(Beginning of Extracted data)
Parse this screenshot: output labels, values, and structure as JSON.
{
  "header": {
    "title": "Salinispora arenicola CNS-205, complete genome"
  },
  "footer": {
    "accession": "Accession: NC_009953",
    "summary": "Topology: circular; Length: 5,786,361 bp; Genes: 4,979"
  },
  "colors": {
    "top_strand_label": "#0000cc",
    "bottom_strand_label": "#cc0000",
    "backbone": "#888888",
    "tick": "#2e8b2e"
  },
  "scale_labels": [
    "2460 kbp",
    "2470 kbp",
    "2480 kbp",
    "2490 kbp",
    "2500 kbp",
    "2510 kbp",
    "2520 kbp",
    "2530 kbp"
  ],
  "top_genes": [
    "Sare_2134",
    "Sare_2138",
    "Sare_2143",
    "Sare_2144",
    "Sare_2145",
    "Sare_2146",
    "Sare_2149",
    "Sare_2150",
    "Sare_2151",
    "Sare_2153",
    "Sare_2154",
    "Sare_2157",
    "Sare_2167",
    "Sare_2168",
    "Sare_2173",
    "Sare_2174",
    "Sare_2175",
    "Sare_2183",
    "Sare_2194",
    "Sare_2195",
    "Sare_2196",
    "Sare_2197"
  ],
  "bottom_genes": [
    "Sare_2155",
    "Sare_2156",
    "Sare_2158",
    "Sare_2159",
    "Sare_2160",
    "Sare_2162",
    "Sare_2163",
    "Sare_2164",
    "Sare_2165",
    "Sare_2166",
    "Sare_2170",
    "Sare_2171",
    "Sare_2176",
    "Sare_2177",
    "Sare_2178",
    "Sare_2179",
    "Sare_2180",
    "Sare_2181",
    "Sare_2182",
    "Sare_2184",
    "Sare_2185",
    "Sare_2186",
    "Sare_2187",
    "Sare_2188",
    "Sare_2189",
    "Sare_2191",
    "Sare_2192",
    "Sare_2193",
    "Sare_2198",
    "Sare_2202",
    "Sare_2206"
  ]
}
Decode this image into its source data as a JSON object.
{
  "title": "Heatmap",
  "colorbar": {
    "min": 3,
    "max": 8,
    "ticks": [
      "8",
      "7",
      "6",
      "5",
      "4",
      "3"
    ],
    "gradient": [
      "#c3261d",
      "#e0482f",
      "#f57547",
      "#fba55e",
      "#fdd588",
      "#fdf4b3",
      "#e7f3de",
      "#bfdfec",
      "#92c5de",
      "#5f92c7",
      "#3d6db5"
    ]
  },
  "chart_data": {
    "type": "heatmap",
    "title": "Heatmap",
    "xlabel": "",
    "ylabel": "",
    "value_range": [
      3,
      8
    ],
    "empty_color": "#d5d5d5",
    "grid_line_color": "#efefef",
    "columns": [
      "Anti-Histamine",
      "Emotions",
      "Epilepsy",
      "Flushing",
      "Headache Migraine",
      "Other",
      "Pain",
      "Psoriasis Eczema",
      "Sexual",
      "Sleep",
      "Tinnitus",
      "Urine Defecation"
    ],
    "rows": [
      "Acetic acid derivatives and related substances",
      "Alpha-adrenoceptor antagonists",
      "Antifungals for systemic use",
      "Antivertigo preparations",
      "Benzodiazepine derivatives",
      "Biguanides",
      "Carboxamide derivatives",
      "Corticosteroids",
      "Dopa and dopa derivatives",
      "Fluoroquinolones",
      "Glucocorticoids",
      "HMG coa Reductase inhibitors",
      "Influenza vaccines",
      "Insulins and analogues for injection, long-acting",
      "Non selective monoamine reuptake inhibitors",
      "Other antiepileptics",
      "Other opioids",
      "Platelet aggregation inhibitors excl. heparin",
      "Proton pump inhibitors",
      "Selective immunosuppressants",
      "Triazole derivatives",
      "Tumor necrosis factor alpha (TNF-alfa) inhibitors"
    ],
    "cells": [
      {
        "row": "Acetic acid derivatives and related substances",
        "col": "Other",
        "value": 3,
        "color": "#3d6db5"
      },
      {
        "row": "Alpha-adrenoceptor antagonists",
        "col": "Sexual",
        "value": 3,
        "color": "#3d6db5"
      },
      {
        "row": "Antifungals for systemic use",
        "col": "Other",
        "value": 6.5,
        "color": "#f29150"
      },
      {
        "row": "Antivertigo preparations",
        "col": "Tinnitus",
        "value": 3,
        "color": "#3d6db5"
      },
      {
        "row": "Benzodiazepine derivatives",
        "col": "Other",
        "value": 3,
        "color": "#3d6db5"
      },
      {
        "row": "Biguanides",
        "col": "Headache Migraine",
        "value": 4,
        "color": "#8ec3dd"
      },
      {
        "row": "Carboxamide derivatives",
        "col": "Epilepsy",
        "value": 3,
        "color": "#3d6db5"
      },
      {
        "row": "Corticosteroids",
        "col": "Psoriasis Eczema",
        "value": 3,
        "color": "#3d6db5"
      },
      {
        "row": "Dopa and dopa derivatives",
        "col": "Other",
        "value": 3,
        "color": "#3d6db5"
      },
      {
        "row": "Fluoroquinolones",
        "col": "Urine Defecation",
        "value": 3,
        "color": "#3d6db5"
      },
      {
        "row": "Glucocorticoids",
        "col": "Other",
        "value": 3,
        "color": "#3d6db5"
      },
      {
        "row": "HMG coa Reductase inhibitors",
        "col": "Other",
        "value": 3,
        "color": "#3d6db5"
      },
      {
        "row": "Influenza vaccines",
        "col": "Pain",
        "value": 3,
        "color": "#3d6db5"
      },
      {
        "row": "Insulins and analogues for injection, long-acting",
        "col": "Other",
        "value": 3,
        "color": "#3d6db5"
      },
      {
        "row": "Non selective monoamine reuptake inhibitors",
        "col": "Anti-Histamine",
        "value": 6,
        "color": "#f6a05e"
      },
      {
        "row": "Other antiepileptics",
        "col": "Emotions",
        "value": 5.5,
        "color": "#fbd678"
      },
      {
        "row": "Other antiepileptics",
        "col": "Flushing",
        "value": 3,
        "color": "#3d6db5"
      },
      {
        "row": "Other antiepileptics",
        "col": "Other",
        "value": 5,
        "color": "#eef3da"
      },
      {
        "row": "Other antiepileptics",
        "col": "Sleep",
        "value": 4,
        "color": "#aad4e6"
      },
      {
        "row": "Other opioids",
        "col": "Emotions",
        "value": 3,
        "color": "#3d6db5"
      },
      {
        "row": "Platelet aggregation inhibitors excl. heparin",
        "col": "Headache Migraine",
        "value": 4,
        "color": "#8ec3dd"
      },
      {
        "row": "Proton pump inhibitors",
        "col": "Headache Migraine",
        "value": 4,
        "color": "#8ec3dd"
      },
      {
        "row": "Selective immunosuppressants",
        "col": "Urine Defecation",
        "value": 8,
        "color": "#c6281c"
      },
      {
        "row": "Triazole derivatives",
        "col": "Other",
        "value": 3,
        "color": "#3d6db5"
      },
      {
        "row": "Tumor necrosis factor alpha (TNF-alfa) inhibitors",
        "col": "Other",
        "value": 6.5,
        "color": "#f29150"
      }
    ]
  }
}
(End of Extracted data)
● About this task
What is needed is the number of lines in the data that hold the word "Benzodiazepine", with nothing added.

● Completed task
2